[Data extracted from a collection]
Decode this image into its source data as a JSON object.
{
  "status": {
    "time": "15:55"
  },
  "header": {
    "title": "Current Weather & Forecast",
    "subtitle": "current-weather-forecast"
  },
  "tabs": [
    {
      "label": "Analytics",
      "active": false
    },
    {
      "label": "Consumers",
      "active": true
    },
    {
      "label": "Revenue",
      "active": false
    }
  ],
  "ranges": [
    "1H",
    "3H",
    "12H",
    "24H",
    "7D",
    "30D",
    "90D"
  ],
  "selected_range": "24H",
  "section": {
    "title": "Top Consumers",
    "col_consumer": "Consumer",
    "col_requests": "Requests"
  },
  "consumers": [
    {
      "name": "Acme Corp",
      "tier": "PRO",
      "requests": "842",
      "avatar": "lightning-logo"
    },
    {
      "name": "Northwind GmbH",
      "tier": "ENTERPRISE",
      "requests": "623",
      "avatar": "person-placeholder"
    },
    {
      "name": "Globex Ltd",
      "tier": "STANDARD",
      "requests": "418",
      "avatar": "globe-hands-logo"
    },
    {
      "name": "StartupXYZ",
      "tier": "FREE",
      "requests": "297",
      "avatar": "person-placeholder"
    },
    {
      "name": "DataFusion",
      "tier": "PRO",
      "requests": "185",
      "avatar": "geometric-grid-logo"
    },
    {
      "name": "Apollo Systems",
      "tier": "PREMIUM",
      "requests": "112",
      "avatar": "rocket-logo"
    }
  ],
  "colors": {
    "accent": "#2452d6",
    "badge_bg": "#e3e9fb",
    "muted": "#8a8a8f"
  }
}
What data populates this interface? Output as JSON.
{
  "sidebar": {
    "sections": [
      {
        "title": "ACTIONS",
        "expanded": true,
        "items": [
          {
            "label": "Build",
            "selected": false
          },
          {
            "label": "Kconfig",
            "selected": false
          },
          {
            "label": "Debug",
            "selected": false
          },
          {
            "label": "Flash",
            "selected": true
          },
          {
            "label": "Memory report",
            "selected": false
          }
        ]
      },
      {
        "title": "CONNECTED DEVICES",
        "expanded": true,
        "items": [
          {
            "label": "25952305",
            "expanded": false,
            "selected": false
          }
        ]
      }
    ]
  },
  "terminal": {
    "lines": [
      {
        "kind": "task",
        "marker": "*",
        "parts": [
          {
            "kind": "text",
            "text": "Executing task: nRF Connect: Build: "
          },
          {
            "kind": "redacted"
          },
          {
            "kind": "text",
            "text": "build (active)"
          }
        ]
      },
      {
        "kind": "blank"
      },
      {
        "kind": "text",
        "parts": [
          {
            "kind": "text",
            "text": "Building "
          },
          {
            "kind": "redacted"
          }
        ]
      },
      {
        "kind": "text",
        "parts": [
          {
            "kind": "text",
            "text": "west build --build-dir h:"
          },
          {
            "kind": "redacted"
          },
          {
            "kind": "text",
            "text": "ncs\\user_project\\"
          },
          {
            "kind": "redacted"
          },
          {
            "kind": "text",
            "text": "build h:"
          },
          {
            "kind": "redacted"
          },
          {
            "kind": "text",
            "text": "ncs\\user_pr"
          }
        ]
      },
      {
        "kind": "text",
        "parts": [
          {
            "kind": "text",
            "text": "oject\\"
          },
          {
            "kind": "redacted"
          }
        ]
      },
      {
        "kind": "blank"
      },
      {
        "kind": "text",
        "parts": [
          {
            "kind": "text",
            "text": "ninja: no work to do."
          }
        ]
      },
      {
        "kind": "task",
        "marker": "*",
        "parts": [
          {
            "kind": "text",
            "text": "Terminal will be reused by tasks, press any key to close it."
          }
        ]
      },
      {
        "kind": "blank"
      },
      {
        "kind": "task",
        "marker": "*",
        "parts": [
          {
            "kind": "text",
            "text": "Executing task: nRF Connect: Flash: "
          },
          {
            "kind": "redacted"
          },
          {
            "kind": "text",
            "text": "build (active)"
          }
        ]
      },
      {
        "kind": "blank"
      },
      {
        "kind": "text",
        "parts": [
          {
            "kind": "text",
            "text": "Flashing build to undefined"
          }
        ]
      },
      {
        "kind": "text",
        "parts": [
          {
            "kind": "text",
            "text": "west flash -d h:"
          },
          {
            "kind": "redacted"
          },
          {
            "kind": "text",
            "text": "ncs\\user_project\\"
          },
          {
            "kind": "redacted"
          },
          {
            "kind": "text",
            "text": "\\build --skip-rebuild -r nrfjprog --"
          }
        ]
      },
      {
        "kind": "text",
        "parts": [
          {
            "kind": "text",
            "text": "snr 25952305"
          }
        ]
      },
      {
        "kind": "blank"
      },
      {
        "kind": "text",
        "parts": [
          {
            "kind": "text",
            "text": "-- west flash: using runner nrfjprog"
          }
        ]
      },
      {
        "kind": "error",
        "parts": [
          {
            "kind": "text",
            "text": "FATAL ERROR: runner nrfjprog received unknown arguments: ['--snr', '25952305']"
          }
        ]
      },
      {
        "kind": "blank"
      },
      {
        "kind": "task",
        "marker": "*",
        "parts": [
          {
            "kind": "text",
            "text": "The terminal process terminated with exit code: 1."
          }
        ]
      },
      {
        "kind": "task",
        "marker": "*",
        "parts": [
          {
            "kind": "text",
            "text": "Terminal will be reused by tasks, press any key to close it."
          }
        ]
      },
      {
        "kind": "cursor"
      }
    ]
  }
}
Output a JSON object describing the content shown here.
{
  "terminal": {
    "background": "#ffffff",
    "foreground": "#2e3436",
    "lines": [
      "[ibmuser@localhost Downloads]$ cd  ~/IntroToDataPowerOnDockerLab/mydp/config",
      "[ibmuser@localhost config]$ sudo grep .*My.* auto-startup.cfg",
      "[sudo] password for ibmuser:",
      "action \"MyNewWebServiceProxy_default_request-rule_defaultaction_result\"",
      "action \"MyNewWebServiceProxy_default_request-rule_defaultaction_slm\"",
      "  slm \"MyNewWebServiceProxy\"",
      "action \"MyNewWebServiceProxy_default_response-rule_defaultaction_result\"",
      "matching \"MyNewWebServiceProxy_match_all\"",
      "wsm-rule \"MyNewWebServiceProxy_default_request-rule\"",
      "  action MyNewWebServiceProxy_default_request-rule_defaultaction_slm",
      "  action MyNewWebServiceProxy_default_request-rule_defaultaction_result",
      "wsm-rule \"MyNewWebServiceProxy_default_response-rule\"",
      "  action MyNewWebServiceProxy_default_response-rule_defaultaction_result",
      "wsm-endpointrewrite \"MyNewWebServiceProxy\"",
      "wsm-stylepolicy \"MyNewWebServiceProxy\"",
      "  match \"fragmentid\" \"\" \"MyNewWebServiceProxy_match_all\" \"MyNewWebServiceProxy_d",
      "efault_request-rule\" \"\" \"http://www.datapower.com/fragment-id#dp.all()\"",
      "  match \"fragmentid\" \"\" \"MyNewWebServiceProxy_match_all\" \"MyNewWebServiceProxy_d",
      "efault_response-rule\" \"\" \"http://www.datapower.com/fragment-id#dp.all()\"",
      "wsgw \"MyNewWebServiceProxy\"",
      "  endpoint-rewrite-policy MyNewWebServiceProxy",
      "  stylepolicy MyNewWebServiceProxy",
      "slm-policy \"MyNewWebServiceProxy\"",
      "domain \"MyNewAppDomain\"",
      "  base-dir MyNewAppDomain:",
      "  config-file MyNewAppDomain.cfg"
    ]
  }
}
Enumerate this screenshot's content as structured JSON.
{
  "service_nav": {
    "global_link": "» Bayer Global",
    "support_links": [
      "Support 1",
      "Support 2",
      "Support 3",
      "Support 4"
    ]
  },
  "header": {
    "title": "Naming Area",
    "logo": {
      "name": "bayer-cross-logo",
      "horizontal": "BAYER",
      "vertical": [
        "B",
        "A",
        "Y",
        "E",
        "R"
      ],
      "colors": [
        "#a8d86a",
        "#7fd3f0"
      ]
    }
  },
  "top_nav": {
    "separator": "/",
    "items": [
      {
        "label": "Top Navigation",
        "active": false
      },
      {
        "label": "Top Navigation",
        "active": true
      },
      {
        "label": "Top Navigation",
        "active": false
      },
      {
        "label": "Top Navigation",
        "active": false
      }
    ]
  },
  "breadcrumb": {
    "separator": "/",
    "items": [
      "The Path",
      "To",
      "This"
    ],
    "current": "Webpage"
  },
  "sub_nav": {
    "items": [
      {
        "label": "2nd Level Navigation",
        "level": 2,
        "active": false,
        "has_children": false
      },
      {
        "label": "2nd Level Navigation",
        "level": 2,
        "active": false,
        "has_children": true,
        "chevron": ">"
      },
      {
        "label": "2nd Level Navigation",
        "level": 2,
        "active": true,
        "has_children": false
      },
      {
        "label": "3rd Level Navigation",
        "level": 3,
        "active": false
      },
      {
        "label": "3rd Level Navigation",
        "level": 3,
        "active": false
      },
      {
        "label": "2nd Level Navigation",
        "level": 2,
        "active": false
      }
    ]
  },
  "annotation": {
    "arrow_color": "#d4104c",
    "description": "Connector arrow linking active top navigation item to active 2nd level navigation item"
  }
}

▸ What is expected
How many lines of the listing include the string "Output"? Answer with the number alone.

▸ Response to this task
2